***** RECORDS TO USE

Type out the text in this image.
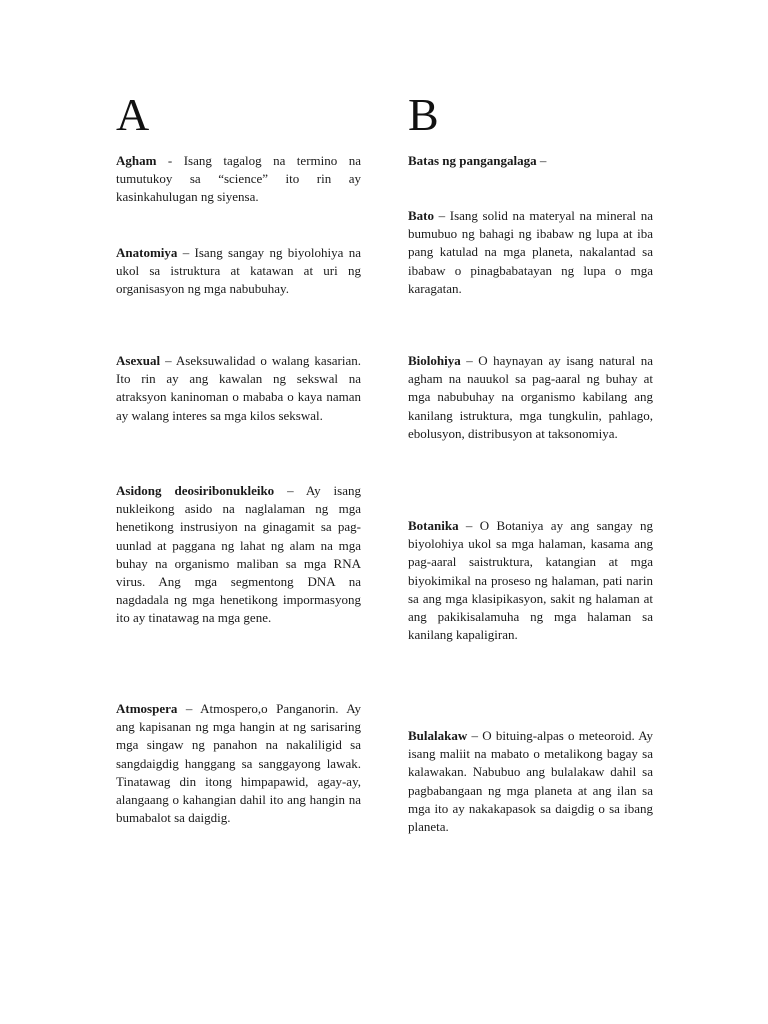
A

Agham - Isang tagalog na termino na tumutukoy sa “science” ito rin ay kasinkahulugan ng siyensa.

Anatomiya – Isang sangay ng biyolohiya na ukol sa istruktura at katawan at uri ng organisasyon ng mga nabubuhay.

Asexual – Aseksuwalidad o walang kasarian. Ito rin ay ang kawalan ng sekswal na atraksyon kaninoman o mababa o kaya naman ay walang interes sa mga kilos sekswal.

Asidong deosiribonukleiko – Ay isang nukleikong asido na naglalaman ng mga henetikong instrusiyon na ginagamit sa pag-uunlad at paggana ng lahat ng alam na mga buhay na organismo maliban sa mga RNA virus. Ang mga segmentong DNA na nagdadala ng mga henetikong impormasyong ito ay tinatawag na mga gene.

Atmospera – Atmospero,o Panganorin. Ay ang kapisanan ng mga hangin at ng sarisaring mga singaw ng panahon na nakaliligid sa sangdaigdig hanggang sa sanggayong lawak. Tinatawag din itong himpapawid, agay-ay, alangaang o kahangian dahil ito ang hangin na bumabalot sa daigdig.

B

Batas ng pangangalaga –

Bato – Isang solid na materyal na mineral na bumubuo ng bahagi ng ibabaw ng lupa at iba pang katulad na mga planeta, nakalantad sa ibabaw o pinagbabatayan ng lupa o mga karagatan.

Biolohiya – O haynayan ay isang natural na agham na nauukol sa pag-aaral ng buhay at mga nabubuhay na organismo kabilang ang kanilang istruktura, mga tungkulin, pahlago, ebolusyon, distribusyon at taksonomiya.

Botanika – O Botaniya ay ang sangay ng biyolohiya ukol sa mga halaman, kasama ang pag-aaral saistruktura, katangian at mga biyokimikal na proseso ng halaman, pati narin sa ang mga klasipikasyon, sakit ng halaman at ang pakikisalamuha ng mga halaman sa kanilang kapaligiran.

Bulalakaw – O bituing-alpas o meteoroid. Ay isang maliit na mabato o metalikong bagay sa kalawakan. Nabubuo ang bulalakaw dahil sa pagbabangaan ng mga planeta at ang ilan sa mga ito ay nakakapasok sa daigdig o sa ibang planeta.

**********
***** RECORDS TO USE

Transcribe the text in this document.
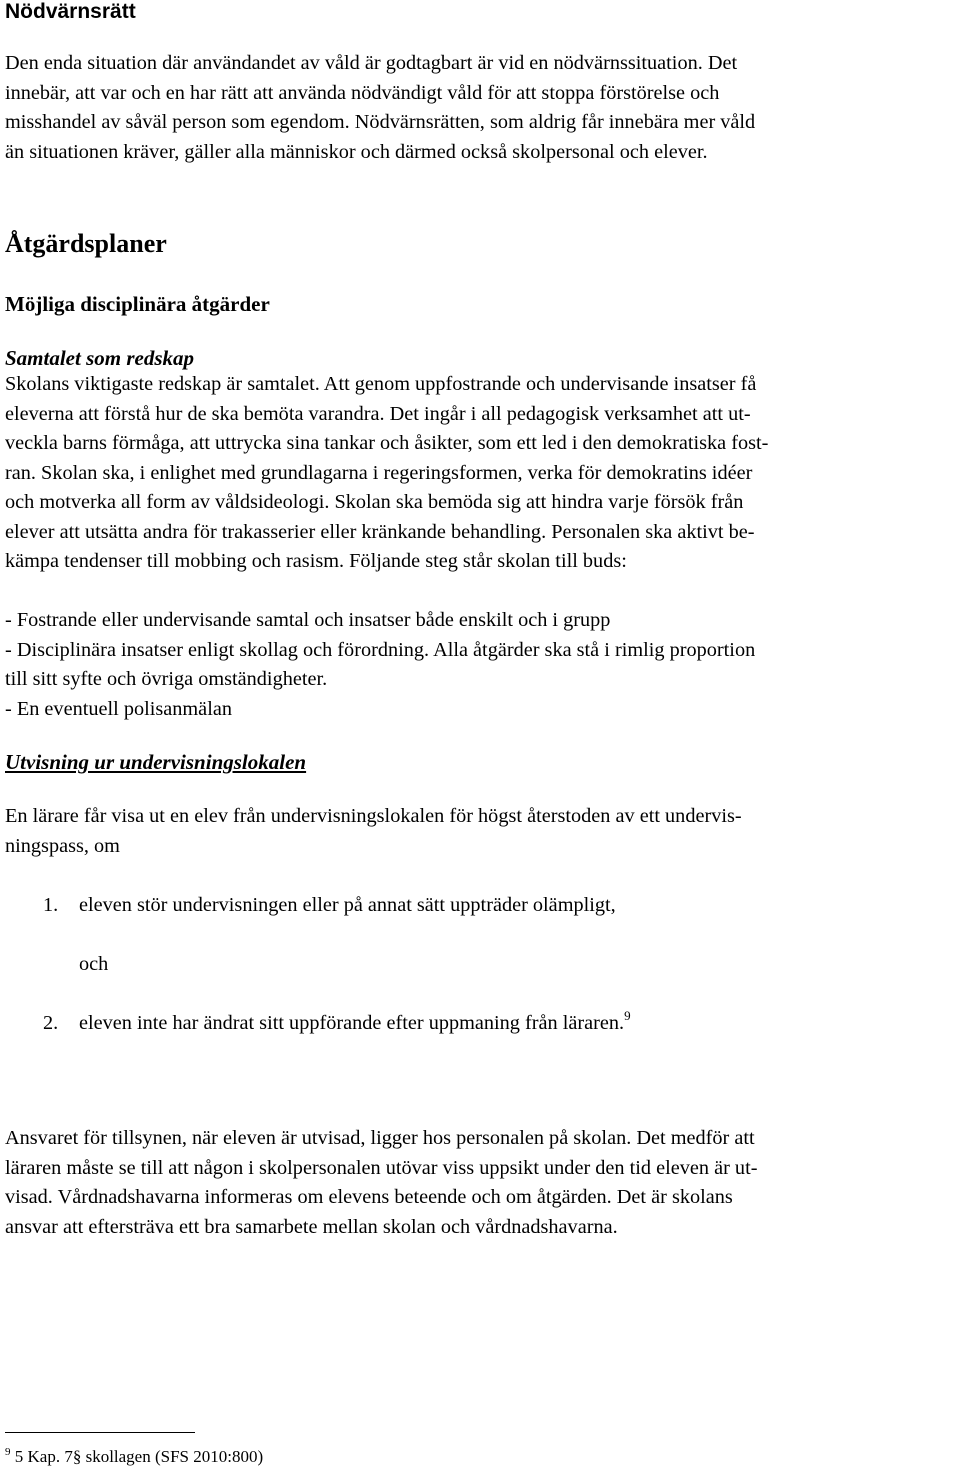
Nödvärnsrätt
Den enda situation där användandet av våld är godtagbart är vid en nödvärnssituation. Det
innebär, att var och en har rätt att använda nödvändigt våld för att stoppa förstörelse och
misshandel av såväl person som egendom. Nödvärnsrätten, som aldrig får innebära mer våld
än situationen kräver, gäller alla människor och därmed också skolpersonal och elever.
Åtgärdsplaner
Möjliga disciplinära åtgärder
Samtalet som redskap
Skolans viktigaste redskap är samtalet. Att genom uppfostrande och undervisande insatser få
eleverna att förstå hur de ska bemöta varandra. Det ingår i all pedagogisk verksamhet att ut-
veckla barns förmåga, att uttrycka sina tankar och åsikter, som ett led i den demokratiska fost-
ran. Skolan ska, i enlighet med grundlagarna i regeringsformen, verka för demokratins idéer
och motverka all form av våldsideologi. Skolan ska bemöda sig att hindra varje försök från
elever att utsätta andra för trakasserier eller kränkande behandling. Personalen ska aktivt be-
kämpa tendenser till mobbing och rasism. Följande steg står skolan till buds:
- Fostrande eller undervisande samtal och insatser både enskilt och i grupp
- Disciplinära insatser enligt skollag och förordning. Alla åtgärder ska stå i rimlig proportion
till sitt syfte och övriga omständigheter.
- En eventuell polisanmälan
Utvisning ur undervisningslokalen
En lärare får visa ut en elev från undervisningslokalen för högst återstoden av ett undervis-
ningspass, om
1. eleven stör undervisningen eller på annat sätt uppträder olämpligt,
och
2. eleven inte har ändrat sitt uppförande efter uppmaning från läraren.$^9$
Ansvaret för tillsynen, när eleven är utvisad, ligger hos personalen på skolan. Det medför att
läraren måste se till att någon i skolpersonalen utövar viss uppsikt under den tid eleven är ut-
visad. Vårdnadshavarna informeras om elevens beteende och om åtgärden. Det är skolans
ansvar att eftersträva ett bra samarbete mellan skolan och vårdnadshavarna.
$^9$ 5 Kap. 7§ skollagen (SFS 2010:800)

**********

→ WHAT THIS TASK INVOLVES
Among the lines above, find the ones containing "från" and copy them.

→ FINISHED EXERCISE
och motverka all form av våldsideologi. Skolan ska bemöda sig att hindra varje försök från
En lärare får visa ut en elev från undervisningslokalen för högst återstoden av ett undervis-
2. eleven inte har ändrat sitt uppförande efter uppmaning från läraren.$^9$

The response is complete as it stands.